[TASK REQUIREMENTS]
Find the string "data" and gather every line that holds it.

--- TASK INPUTS ---

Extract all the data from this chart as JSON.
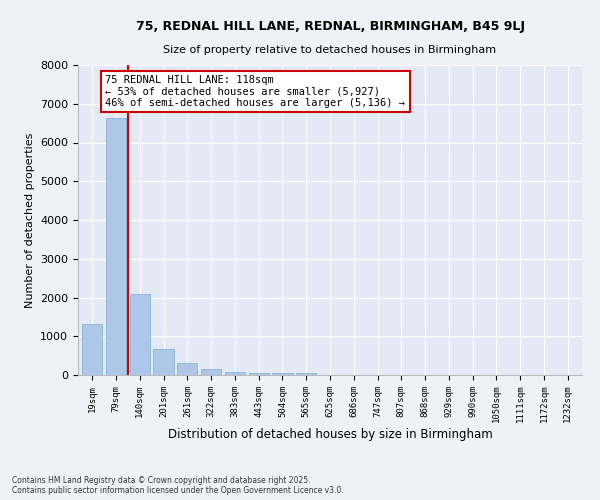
{
  "title1": "75, REDNAL HILL LANE, REDNAL, BIRMINGHAM, B45 9LJ",
  "title2": "Size of property relative to detached houses in Birmingham",
  "xlabel": "Distribution of detached houses by size in Birmingham",
  "ylabel": "Number of detached properties",
  "categories": [
    "19sqm",
    "79sqm",
    "140sqm",
    "201sqm",
    "261sqm",
    "322sqm",
    "383sqm",
    "443sqm",
    "504sqm",
    "565sqm",
    "625sqm",
    "686sqm",
    "747sqm",
    "807sqm",
    "868sqm",
    "929sqm",
    "990sqm",
    "1050sqm",
    "1111sqm",
    "1172sqm",
    "1232sqm"
  ],
  "values": [
    1320,
    6620,
    2080,
    670,
    300,
    150,
    90,
    55,
    50,
    50,
    0,
    0,
    0,
    0,
    0,
    0,
    0,
    0,
    0,
    0,
    0
  ],
  "bar_color": "#aec6e8",
  "bar_edge_color": "#7aaed6",
  "vline_color": "#cc0000",
  "annotation_title": "75 REDNAL HILL LANE: 118sqm",
  "annotation_line1": "← 53% of detached houses are smaller (5,927)",
  "annotation_line2": "46% of semi-detached houses are larger (5,136) →",
  "annotation_box_color": "#cc0000",
  "ylim": [
    0,
    8000
  ],
  "yticks": [
    0,
    1000,
    2000,
    3000,
    4000,
    5000,
    6000,
    7000,
    8000
  ],
  "footnote1": "Contains HM Land Registry data © Crown copyright and database right 2025.",
  "footnote2": "Contains public sector information licensed under the Open Government Licence v3.0.",
  "bg_color": "#eef2f8",
  "plot_bg_color": "#e4eaf5"
}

---

[COMPLETE ANSWER]
Extract all the data from this chart as JSON.
  "footnote1": "Contains HM Land Registry data © Crown copyright and database right 2025.",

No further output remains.